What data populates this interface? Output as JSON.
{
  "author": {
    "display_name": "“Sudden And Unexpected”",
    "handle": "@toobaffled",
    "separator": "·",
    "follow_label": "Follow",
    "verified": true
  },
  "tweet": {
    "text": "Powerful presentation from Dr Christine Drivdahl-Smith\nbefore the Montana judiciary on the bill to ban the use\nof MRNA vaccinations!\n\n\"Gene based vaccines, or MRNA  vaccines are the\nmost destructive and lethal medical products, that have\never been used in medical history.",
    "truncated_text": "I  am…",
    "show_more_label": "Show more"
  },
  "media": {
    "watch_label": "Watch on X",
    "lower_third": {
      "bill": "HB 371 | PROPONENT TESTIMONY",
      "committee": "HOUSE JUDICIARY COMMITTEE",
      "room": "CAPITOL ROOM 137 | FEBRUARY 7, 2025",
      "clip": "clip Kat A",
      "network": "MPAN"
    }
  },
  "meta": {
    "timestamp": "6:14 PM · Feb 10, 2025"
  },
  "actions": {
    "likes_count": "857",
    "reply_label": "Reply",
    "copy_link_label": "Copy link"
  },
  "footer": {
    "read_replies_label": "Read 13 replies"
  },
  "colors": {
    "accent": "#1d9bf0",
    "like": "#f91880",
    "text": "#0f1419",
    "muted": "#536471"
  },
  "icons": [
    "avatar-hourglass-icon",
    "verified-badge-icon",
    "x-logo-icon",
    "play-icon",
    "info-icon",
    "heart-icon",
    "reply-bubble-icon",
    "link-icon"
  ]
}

--*--

What is required:
Exactly as they stand above, write out the entries.

Result below:
What data populates this interface? Output as JSON.
{
  "author": {
    "display_name": "“Sudden And Unexpected”",
    "handle": "@toobaffled",
    "separator": "·",
    "follow_label": "Follow",
    "verified": true
  },
  "tweet": {
    "text": "Powerful presentation from Dr Christine Drivdahl-Smith\nbefore the Montana judiciary on the bill to ban the use\nof MRNA vaccinations!\n\n\"Gene based vaccines, or MRNA  vaccines are the\nmost destructive and lethal medical products, that have\never been used in medical history.",
    "truncated_text": "I  am…",
    "show_more_label": "Show more"
  },
  "media": {
    "watch_label": "Watch on X",
    "lower_third": {
      "bill": "HB 371 | PROPONENT TESTIMONY",
      "committee": "HOUSE JUDICIARY COMMITTEE",
      "room": "CAPITOL ROOM 137 | FEBRUARY 7, 2025",
      "clip": "clip Kat A",
      "network": "MPAN"
    }
  },
  "meta": {
    "timestamp": "6:14 PM · Feb 10, 2025"
  },
  "actions": {
    "likes_count": "857",
    "reply_label": "Reply",
    "copy_link_label": "Copy link"
  },
  "footer": {
    "read_replies_label": "Read 13 replies"
  },
  "colors": {
    "accent": "#1d9bf0",
    "like": "#f91880",
    "text": "#0f1419",
    "muted": "#536471"
  },
  "icons": [
    "avatar-hourglass-icon",
    "verified-badge-icon",
    "x-logo-icon",
    "play-icon",
    "info-icon",
    "heart-icon",
    "reply-bubble-icon",
    "link-icon"
  ]
}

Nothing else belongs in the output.